start
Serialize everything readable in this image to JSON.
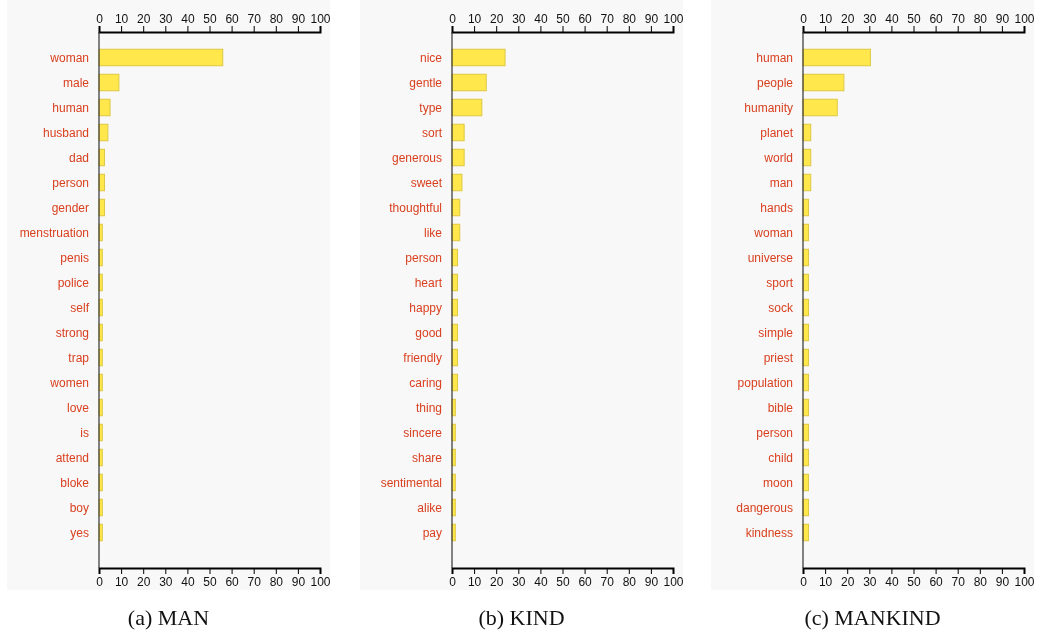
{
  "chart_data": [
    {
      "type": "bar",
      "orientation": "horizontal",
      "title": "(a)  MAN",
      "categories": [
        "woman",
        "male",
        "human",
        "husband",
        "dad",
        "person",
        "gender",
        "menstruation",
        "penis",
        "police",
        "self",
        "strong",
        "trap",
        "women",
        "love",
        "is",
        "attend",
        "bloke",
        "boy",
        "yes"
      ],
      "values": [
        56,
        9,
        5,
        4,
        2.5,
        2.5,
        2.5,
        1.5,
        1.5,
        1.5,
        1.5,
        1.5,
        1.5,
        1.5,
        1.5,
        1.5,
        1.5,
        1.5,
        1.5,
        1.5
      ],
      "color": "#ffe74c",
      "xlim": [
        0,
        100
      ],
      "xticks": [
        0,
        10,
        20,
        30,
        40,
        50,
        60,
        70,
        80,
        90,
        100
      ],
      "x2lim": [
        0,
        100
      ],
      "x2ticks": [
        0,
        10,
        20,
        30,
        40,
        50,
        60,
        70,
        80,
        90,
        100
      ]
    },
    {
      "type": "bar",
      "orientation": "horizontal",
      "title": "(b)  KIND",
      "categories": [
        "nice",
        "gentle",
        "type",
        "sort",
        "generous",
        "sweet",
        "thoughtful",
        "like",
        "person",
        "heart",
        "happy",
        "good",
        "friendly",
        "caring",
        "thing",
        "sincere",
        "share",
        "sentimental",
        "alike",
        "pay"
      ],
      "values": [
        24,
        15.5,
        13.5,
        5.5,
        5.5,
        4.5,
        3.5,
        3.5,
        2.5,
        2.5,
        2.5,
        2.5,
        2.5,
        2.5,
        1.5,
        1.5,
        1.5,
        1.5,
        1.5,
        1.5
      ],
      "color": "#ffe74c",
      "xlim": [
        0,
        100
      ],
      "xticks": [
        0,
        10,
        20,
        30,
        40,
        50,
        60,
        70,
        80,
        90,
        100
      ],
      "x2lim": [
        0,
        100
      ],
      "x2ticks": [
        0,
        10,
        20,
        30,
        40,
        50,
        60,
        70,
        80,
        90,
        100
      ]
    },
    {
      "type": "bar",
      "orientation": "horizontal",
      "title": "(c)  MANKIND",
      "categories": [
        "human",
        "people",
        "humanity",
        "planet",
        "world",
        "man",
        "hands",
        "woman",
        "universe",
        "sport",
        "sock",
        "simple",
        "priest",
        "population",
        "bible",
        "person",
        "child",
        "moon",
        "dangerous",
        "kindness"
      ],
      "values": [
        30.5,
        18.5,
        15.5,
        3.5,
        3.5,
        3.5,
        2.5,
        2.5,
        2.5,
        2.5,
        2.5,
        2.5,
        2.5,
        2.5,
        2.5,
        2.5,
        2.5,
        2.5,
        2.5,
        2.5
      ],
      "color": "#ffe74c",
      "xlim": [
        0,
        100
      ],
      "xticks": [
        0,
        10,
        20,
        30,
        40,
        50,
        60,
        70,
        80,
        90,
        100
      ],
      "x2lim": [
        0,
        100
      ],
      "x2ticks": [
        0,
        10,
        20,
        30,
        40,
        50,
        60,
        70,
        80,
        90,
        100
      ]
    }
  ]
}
end
§ **Your objective**
Reproduce the material above verbatim; omit every picture.

§ **Exercise result**
Serialize everything readable in this image to JSON.
{
  "chart_data": [
    {
      "type": "bar",
      "orientation": "horizontal",
      "title": "(a)  MAN",
      "categories": [
        "woman",
        "male",
        "human",
        "husband",
        "dad",
        "person",
        "gender",
        "menstruation",
        "penis",
        "police",
        "self",
        "strong",
        "trap",
        "women",
        "love",
        "is",
        "attend",
        "bloke",
        "boy",
        "yes"
      ],
      "values": [
        56,
        9,
        5,
        4,
        2.5,
        2.5,
        2.5,
        1.5,
        1.5,
        1.5,
        1.5,
        1.5,
        1.5,
        1.5,
        1.5,
        1.5,
        1.5,
        1.5,
        1.5,
        1.5
      ],
      "color": "#ffe74c",
      "xlim": [
        0,
        100
      ],
      "xticks": [
        0,
        10,
        20,
        30,
        40,
        50,
        60,
        70,
        80,
        90,
        100
      ],
      "x2lim": [
        0,
        100
      ],
      "x2ticks": [
        0,
        10,
        20,
        30,
        40,
        50,
        60,
        70,
        80,
        90,
        100
      ]
    },
    {
      "type": "bar",
      "orientation": "horizontal",
      "title": "(b)  KIND",
      "categories": [
        "nice",
        "gentle",
        "type",
        "sort",
        "generous",
        "sweet",
        "thoughtful",
        "like",
        "person",
        "heart",
        "happy",
        "good",
        "friendly",
        "caring",
        "thing",
        "sincere",
        "share",
        "sentimental",
        "alike",
        "pay"
      ],
      "values": [
        24,
        15.5,
        13.5,
        5.5,
        5.5,
        4.5,
        3.5,
        3.5,
        2.5,
        2.5,
        2.5,
        2.5,
        2.5,
        2.5,
        1.5,
        1.5,
        1.5,
        1.5,
        1.5,
        1.5
      ],
      "color": "#ffe74c",
      "xlim": [
        0,
        100
      ],
      "xticks": [
        0,
        10,
        20,
        30,
        40,
        50,
        60,
        70,
        80,
        90,
        100
      ],
      "x2lim": [
        0,
        100
      ],
      "x2ticks": [
        0,
        10,
        20,
        30,
        40,
        50,
        60,
        70,
        80,
        90,
        100
      ]
    },
    {
      "type": "bar",
      "orientation": "horizontal",
      "title": "(c)  MANKIND",
      "categories": [
        "human",
        "people",
        "humanity",
        "planet",
        "world",
        "man",
        "hands",
        "woman",
        "universe",
        "sport",
        "sock",
        "simple",
        "priest",
        "population",
        "bible",
        "person",
        "child",
        "moon",
        "dangerous",
        "kindness"
      ],
      "values": [
        30.5,
        18.5,
        15.5,
        3.5,
        3.5,
        3.5,
        2.5,
        2.5,
        2.5,
        2.5,
        2.5,
        2.5,
        2.5,
        2.5,
        2.5,
        2.5,
        2.5,
        2.5,
        2.5,
        2.5
      ],
      "color": "#ffe74c",
      "xlim": [
        0,
        100
      ],
      "xticks": [
        0,
        10,
        20,
        30,
        40,
        50,
        60,
        70,
        80,
        90,
        100
      ],
      "x2lim": [
        0,
        100
      ],
      "x2ticks": [
        0,
        10,
        20,
        30,
        40,
        50,
        60,
        70,
        80,
        90,
        100
      ]
    }
  ]
}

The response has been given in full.